- EXERCISE: Retype the records below word for word and omit any image.

- Figure dataset records:
● ● ● ●

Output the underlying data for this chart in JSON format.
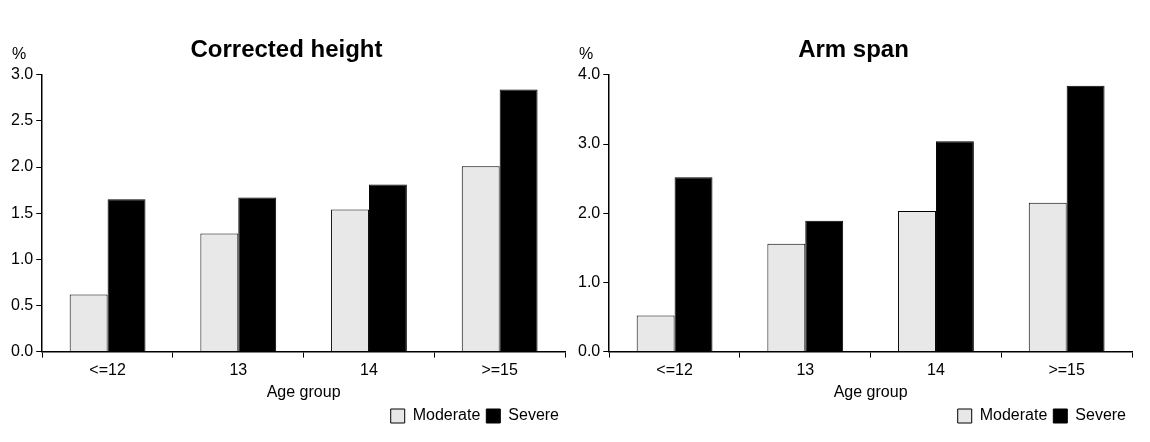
{
  "chart_data": [
    {
      "type": "bar",
      "title": "Corrected height",
      "xlabel": "Age group",
      "ylabel": "%",
      "categories": [
        "<=12",
        "13",
        "14",
        ">=15"
      ],
      "series": [
        {
          "name": "Moderate",
          "color": "#e8e8e8",
          "values": [
            0.62,
            1.28,
            1.54,
            2.01
          ]
        },
        {
          "name": "Severe",
          "color": "#000000",
          "values": [
            1.65,
            1.67,
            1.81,
            2.84
          ]
        }
      ],
      "ylim": [
        0,
        3
      ],
      "yticks": [
        {
          "value": 0,
          "label": "0.0"
        },
        {
          "value": 0.5,
          "label": "0.5"
        },
        {
          "value": 1,
          "label": "1.0"
        },
        {
          "value": 1.5,
          "label": "1.5"
        },
        {
          "value": 2,
          "label": "2.0"
        },
        {
          "value": 2.5,
          "label": "2.5"
        },
        {
          "value": 3,
          "label": "3.0"
        }
      ],
      "grid": false,
      "legend": "bottom right"
    },
    {
      "type": "bar",
      "title": "Arm span",
      "xlabel": "Age group",
      "ylabel": "%",
      "categories": [
        "<=12",
        "13",
        "14",
        ">=15"
      ],
      "series": [
        {
          "name": "Moderate",
          "color": "#e8e8e8",
          "values": [
            0.52,
            1.56,
            2.03,
            2.15
          ]
        },
        {
          "name": "Severe",
          "color": "#000000",
          "values": [
            2.52,
            1.89,
            3.04,
            3.84
          ]
        }
      ],
      "ylim": [
        0,
        4
      ],
      "yticks": [
        {
          "value": 0,
          "label": "0.0"
        },
        {
          "value": 1,
          "label": "1.0"
        },
        {
          "value": 2,
          "label": "2.0"
        },
        {
          "value": 3,
          "label": "3.0"
        },
        {
          "value": 4,
          "label": "4.0"
        }
      ],
      "grid": false,
      "legend": "bottom right"
    }
  ]
}
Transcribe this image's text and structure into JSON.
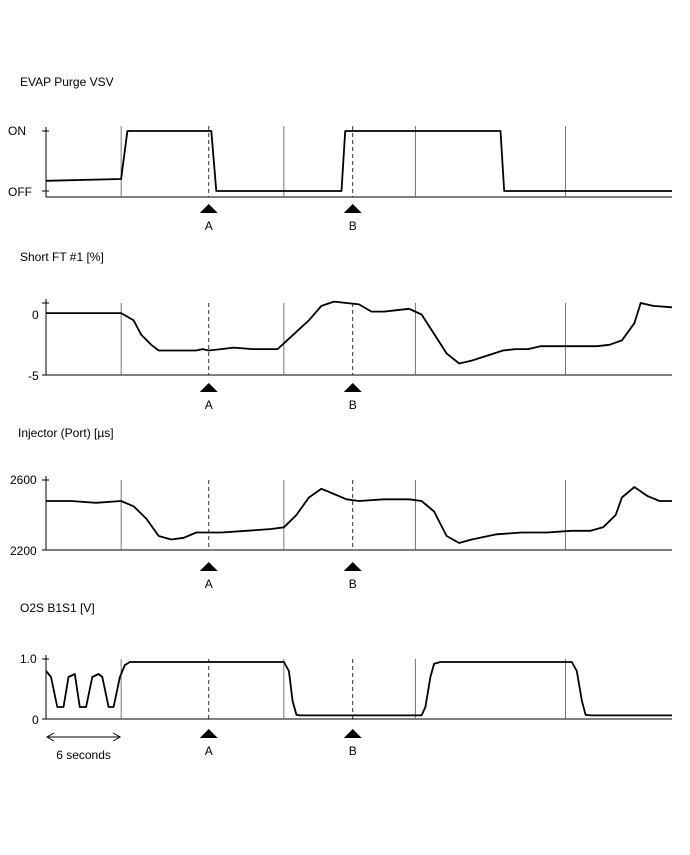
{
  "chart_data": [
    {
      "type": "line",
      "title": "EVAP Purge VSV",
      "y_tick_labels": [
        "ON",
        "OFF"
      ],
      "y_range": [
        "OFF",
        "ON"
      ],
      "x_range_seconds": [
        0,
        50
      ],
      "series": [
        {
          "x": [
            0,
            6.0,
            6.5,
            13.2,
            13.6,
            23.6,
            23.9,
            36.3,
            36.6,
            50
          ],
          "y": [
            0.17,
            0.2,
            1.0,
            1.0,
            0.0,
            0.0,
            1.0,
            1.0,
            0.0,
            0.0
          ]
        }
      ]
    },
    {
      "type": "line",
      "title": "Short FT #1 [%]",
      "y_tick_labels": [
        "0",
        "-5"
      ],
      "y_range": [
        -5,
        0.8
      ],
      "x_range_seconds": [
        0,
        50
      ],
      "series": [
        {
          "x": [
            0,
            6.0,
            7.0,
            7.6,
            8.4,
            9.0,
            10.0,
            12.0,
            12.5,
            13.0,
            14.0,
            15.0,
            16.5,
            17.5,
            18.5,
            19.0,
            21.0,
            22.0,
            23.0,
            24.0,
            25.0,
            26.0,
            27.0,
            28.0,
            29.0,
            30.0,
            32.0,
            33.0,
            34.0,
            36.5,
            37.5,
            38.5,
            39.5,
            41.0,
            44.0,
            45.0,
            46.0,
            47.0,
            47.5,
            48.5,
            50.0
          ],
          "y": [
            -0.7,
            -0.7,
            -1.2,
            -2.2,
            -2.9,
            -3.3,
            -3.3,
            -3.3,
            -3.2,
            -3.3,
            -3.2,
            -3.1,
            -3.2,
            -3.2,
            -3.2,
            -2.8,
            -1.2,
            -0.2,
            0.1,
            0.0,
            -0.1,
            -0.6,
            -0.6,
            -0.5,
            -0.4,
            -0.8,
            -3.5,
            -4.2,
            -4.0,
            -3.3,
            -3.2,
            -3.2,
            -3.0,
            -3.0,
            -3.0,
            -2.9,
            -2.6,
            -1.4,
            0.0,
            -0.2,
            -0.3
          ]
        }
      ]
    },
    {
      "type": "line",
      "title": "Injector (Port) [µs]",
      "y_tick_labels": [
        "2600",
        "2200"
      ],
      "y_range": [
        2200,
        2600
      ],
      "x_range_seconds": [
        0,
        50
      ],
      "series": [
        {
          "x": [
            0,
            2.0,
            4.0,
            6.0,
            7.0,
            8.0,
            9.0,
            10.0,
            11.0,
            12.0,
            14.0,
            16.0,
            18.0,
            19.0,
            20.0,
            21.0,
            22.0,
            23.0,
            24.0,
            25.0,
            27.0,
            29.0,
            30.0,
            31.0,
            32.0,
            33.0,
            34.0,
            36.0,
            38.0,
            40.0,
            42.0,
            43.5,
            44.5,
            45.5,
            46.0,
            47.0,
            48.0,
            49.0,
            50.0
          ],
          "y": [
            2480,
            2480,
            2470,
            2480,
            2450,
            2380,
            2280,
            2260,
            2270,
            2300,
            2300,
            2310,
            2320,
            2330,
            2400,
            2500,
            2550,
            2520,
            2490,
            2480,
            2490,
            2490,
            2480,
            2420,
            2280,
            2240,
            2260,
            2290,
            2300,
            2300,
            2310,
            2310,
            2330,
            2400,
            2500,
            2560,
            2510,
            2480,
            2480
          ]
        }
      ]
    },
    {
      "type": "line",
      "title": "O2S B1S1 [V]",
      "y_tick_labels": [
        "1.0",
        "0"
      ],
      "y_range": [
        0,
        1.0
      ],
      "x_range_seconds": [
        0,
        50
      ],
      "series": [
        {
          "x": [
            0,
            0.4,
            0.9,
            1.4,
            1.8,
            2.3,
            2.7,
            3.2,
            3.7,
            4.2,
            4.5,
            5.0,
            5.4,
            5.9,
            6.3,
            6.7,
            7.0,
            8.0,
            12.0,
            16.0,
            19.0,
            19.4,
            19.7,
            20.0,
            20.3,
            22.0,
            26.0,
            30.0,
            30.3,
            30.7,
            31.0,
            31.5,
            33.0,
            36.0,
            38.0,
            40.0,
            42.0,
            42.4,
            42.8,
            43.1,
            43.5,
            46.0,
            50.0
          ],
          "y": [
            0.8,
            0.7,
            0.2,
            0.2,
            0.7,
            0.75,
            0.2,
            0.2,
            0.7,
            0.75,
            0.7,
            0.2,
            0.2,
            0.7,
            0.9,
            0.95,
            0.95,
            0.95,
            0.95,
            0.95,
            0.95,
            0.8,
            0.3,
            0.07,
            0.06,
            0.06,
            0.06,
            0.06,
            0.2,
            0.7,
            0.92,
            0.95,
            0.95,
            0.95,
            0.95,
            0.95,
            0.95,
            0.8,
            0.3,
            0.07,
            0.06,
            0.06,
            0.06
          ]
        }
      ]
    }
  ],
  "markers": [
    {
      "label": "A",
      "x": 13.0
    },
    {
      "label": "B",
      "x": 24.5
    }
  ],
  "cycle_lines_seconds": [
    6.0,
    19.0,
    29.5,
    41.5
  ],
  "time_span": {
    "label": "6 seconds",
    "from": 0,
    "to": 6
  }
}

● ● ● ●

- SOLUTION TO THE EXERCISE:
Output the underlying data for this chart in JSON format.
{
  "chart_data": [
    {
      "type": "bar",
      "title": "Corrected height",
      "xlabel": "Age group",
      "ylabel": "%",
      "categories": [
        "<=12",
        "13",
        "14",
        ">=15"
      ],
      "series": [
        {
          "name": "Moderate",
          "color": "#e8e8e8",
          "values": [
            0.62,
            1.28,
            1.54,
            2.01
          ]
        },
        {
          "name": "Severe",
          "color": "#000000",
          "values": [
            1.65,
            1.67,
            1.81,
            2.84
          ]
        }
      ],
      "ylim": [
        0,
        3
      ],
      "yticks": [
        {
          "value": 0,
          "label": "0.0"
        },
        {
          "value": 0.5,
          "label": "0.5"
        },
        {
          "value": 1,
          "label": "1.0"
        },
        {
          "value": 1.5,
          "label": "1.5"
        },
        {
          "value": 2,
          "label": "2.0"
        },
        {
          "value": 2.5,
          "label": "2.5"
        },
        {
          "value": 3,
          "label": "3.0"
        }
      ],
      "grid": false,
      "legend": "bottom right"
    },
    {
      "type": "bar",
      "title": "Arm span",
      "xlabel": "Age group",
      "ylabel": "%",
      "categories": [
        "<=12",
        "13",
        "14",
        ">=15"
      ],
      "series": [
        {
          "name": "Moderate",
          "color": "#e8e8e8",
          "values": [
            0.52,
            1.56,
            2.03,
            2.15
          ]
        },
        {
          "name": "Severe",
          "color": "#000000",
          "values": [
            2.52,
            1.89,
            3.04,
            3.84
          ]
        }
      ],
      "ylim": [
        0,
        4
      ],
      "yticks": [
        {
          "value": 0,
          "label": "0.0"
        },
        {
          "value": 1,
          "label": "1.0"
        },
        {
          "value": 2,
          "label": "2.0"
        },
        {
          "value": 3,
          "label": "3.0"
        },
        {
          "value": 4,
          "label": "4.0"
        }
      ],
      "grid": false,
      "legend": "bottom right"
    }
  ]
}
Transcribe this image's text and structure into JSON.
{
  "chart_data": [
    {
      "type": "line",
      "title": "EVAP Purge VSV",
      "y_tick_labels": [
        "ON",
        "OFF"
      ],
      "y_range": [
        "OFF",
        "ON"
      ],
      "x_range_seconds": [
        0,
        50
      ],
      "series": [
        {
          "x": [
            0,
            6.0,
            6.5,
            13.2,
            13.6,
            23.6,
            23.9,
            36.3,
            36.6,
            50
          ],
          "y": [
            0.17,
            0.2,
            1.0,
            1.0,
            0.0,
            0.0,
            1.0,
            1.0,
            0.0,
            0.0
          ]
        }
      ]
    },
    {
      "type": "line",
      "title": "Short FT #1 [%]",
      "y_tick_labels": [
        "0",
        "-5"
      ],
      "y_range": [
        -5,
        0.8
      ],
      "x_range_seconds": [
        0,
        50
      ],
      "series": [
        {
          "x": [
            0,
            6.0,
            7.0,
            7.6,
            8.4,
            9.0,
            10.0,
            12.0,
            12.5,
            13.0,
            14.0,
            15.0,
            16.5,
            17.5,
            18.5,
            19.0,
            21.0,
            22.0,
            23.0,
            24.0,
            25.0,
            26.0,
            27.0,
            28.0,
            29.0,
            30.0,
            32.0,
            33.0,
            34.0,
            36.5,
            37.5,
            38.5,
            39.5,
            41.0,
            44.0,
            45.0,
            46.0,
            47.0,
            47.5,
            48.5,
            50.0
          ],
          "y": [
            -0.7,
            -0.7,
            -1.2,
            -2.2,
            -2.9,
            -3.3,
            -3.3,
            -3.3,
            -3.2,
            -3.3,
            -3.2,
            -3.1,
            -3.2,
            -3.2,
            -3.2,
            -2.8,
            -1.2,
            -0.2,
            0.1,
            0.0,
            -0.1,
            -0.6,
            -0.6,
            -0.5,
            -0.4,
            -0.8,
            -3.5,
            -4.2,
            -4.0,
            -3.3,
            -3.2,
            -3.2,
            -3.0,
            -3.0,
            -3.0,
            -2.9,
            -2.6,
            -1.4,
            0.0,
            -0.2,
            -0.3
          ]
        }
      ]
    },
    {
      "type": "line",
      "title": "Injector (Port) [µs]",
      "y_tick_labels": [
        "2600",
        "2200"
      ],
      "y_range": [
        2200,
        2600
      ],
      "x_range_seconds": [
        0,
        50
      ],
      "series": [
        {
          "x": [
            0,
            2.0,
            4.0,
            6.0,
            7.0,
            8.0,
            9.0,
            10.0,
            11.0,
            12.0,
            14.0,
            16.0,
            18.0,
            19.0,
            20.0,
            21.0,
            22.0,
            23.0,
            24.0,
            25.0,
            27.0,
            29.0,
            30.0,
            31.0,
            32.0,
            33.0,
            34.0,
            36.0,
            38.0,
            40.0,
            42.0,
            43.5,
            44.5,
            45.5,
            46.0,
            47.0,
            48.0,
            49.0,
            50.0
          ],
          "y": [
            2480,
            2480,
            2470,
            2480,
            2450,
            2380,
            2280,
            2260,
            2270,
            2300,
            2300,
            2310,
            2320,
            2330,
            2400,
            2500,
            2550,
            2520,
            2490,
            2480,
            2490,
            2490,
            2480,
            2420,
            2280,
            2240,
            2260,
            2290,
            2300,
            2300,
            2310,
            2310,
            2330,
            2400,
            2500,
            2560,
            2510,
            2480,
            2480
          ]
        }
      ]
    },
    {
      "type": "line",
      "title": "O2S B1S1 [V]",
      "y_tick_labels": [
        "1.0",
        "0"
      ],
      "y_range": [
        0,
        1.0
      ],
      "x_range_seconds": [
        0,
        50
      ],
      "series": [
        {
          "x": [
            0,
            0.4,
            0.9,
            1.4,
            1.8,
            2.3,
            2.7,
            3.2,
            3.7,
            4.2,
            4.5,
            5.0,
            5.4,
            5.9,
            6.3,
            6.7,
            7.0,
            8.0,
            12.0,
            16.0,
            19.0,
            19.4,
            19.7,
            20.0,
            20.3,
            22.0,
            26.0,
            30.0,
            30.3,
            30.7,
            31.0,
            31.5,
            33.0,
            36.0,
            38.0,
            40.0,
            42.0,
            42.4,
            42.8,
            43.1,
            43.5,
            46.0,
            50.0
          ],
          "y": [
            0.8,
            0.7,
            0.2,
            0.2,
            0.7,
            0.75,
            0.2,
            0.2,
            0.7,
            0.75,
            0.7,
            0.2,
            0.2,
            0.7,
            0.9,
            0.95,
            0.95,
            0.95,
            0.95,
            0.95,
            0.95,
            0.8,
            0.3,
            0.07,
            0.06,
            0.06,
            0.06,
            0.06,
            0.2,
            0.7,
            0.92,
            0.95,
            0.95,
            0.95,
            0.95,
            0.95,
            0.95,
            0.8,
            0.3,
            0.07,
            0.06,
            0.06,
            0.06
          ]
        }
      ]
    }
  ],
  "markers": [
    {
      "label": "A",
      "x": 13.0
    },
    {
      "label": "B",
      "x": 24.5
    }
  ],
  "cycle_lines_seconds": [
    6.0,
    19.0,
    29.5,
    41.5
  ],
  "time_span": {
    "label": "6 seconds",
    "from": 0,
    "to": 6
  }
}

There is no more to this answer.